■ Your objective ■
Reproduce each record exactly.

■ Input data ■
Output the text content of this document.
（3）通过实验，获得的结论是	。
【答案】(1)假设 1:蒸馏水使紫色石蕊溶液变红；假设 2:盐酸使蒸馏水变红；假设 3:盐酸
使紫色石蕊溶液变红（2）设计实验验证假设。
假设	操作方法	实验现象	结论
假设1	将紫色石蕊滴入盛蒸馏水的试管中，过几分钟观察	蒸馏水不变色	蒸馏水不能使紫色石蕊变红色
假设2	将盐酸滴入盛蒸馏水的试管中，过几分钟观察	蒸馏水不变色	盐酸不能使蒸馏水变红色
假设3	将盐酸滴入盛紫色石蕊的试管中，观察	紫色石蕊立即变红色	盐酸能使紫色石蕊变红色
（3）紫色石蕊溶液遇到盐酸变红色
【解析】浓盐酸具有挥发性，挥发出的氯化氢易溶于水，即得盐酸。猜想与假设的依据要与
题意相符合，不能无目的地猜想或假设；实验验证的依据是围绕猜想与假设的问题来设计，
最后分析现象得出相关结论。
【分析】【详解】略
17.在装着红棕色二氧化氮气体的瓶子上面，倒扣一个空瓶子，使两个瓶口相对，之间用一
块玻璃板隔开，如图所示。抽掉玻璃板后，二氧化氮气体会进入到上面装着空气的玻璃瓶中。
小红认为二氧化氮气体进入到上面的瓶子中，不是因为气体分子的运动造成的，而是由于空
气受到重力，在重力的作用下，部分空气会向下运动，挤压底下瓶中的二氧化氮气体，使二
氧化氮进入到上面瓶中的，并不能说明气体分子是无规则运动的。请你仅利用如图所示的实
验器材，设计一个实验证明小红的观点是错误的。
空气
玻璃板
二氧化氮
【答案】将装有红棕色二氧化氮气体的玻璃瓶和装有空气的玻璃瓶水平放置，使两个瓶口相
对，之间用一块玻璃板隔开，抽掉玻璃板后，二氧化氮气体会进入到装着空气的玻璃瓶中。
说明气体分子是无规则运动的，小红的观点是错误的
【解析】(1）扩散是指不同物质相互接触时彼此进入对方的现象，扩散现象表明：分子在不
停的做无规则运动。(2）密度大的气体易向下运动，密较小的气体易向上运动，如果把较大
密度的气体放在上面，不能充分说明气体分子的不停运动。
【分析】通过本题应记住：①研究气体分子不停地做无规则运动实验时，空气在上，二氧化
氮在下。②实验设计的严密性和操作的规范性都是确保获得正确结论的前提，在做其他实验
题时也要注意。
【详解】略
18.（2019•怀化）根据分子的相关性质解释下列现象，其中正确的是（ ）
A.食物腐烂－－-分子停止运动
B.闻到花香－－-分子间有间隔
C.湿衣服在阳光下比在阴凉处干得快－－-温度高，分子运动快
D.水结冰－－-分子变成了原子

■ Worked solution ■
Output the text content of this document.
（3）通过实验，获得的结论是	。
【答案】(1)假设 1:蒸馏水使紫色石蕊溶液变红；假设 2:盐酸使蒸馏水变红；假设 3:盐酸
使紫色石蕊溶液变红（2）设计实验验证假设。
假设	操作方法	实验现象	结论
假设1	将紫色石蕊滴入盛蒸馏水的试管中，过几分钟观察	蒸馏水不变色	蒸馏水不能使紫色石蕊变红色
假设2	将盐酸滴入盛蒸馏水的试管中，过几分钟观察	蒸馏水不变色	盐酸不能使蒸馏水变红色
假设3	将盐酸滴入盛紫色石蕊的试管中，观察	紫色石蕊立即变红色	盐酸能使紫色石蕊变红色
（3）紫色石蕊溶液遇到盐酸变红色
【解析】浓盐酸具有挥发性，挥发出的氯化氢易溶于水，即得盐酸。猜想与假设的依据要与
题意相符合，不能无目的地猜想或假设；实验验证的依据是围绕猜想与假设的问题来设计，
最后分析现象得出相关结论。
【分析】【详解】略
17.在装着红棕色二氧化氮气体的瓶子上面，倒扣一个空瓶子，使两个瓶口相对，之间用一
块玻璃板隔开，如图所示。抽掉玻璃板后，二氧化氮气体会进入到上面装着空气的玻璃瓶中。
小红认为二氧化氮气体进入到上面的瓶子中，不是因为气体分子的运动造成的，而是由于空
气受到重力，在重力的作用下，部分空气会向下运动，挤压底下瓶中的二氧化氮气体，使二
氧化氮进入到上面瓶中的，并不能说明气体分子是无规则运动的。请你仅利用如图所示的实
验器材，设计一个实验证明小红的观点是错误的。
空气
玻璃板
二氧化氮
【答案】将装有红棕色二氧化氮气体的玻璃瓶和装有空气的玻璃瓶水平放置，使两个瓶口相
对，之间用一块玻璃板隔开，抽掉玻璃板后，二氧化氮气体会进入到装着空气的玻璃瓶中。
说明气体分子是无规则运动的，小红的观点是错误的
【解析】(1）扩散是指不同物质相互接触时彼此进入对方的现象，扩散现象表明：分子在不
停的做无规则运动。(2）密度大的气体易向下运动，密较小的气体易向上运动，如果把较大
密度的气体放在上面，不能充分说明气体分子的不停运动。
【分析】通过本题应记住：①研究气体分子不停地做无规则运动实验时，空气在上，二氧化
氮在下。②实验设计的严密性和操作的规范性都是确保获得正确结论的前提，在做其他实验
题时也要注意。
【详解】略
18.（2019•怀化）根据分子的相关性质解释下列现象，其中正确的是（ ）
A.食物腐烂－－-分子停止运动
B.闻到花香－－-分子间有间隔
C.湿衣服在阳光下比在阴凉处干得快－－-温度高，分子运动快
D.水结冰－－-分子变成了原子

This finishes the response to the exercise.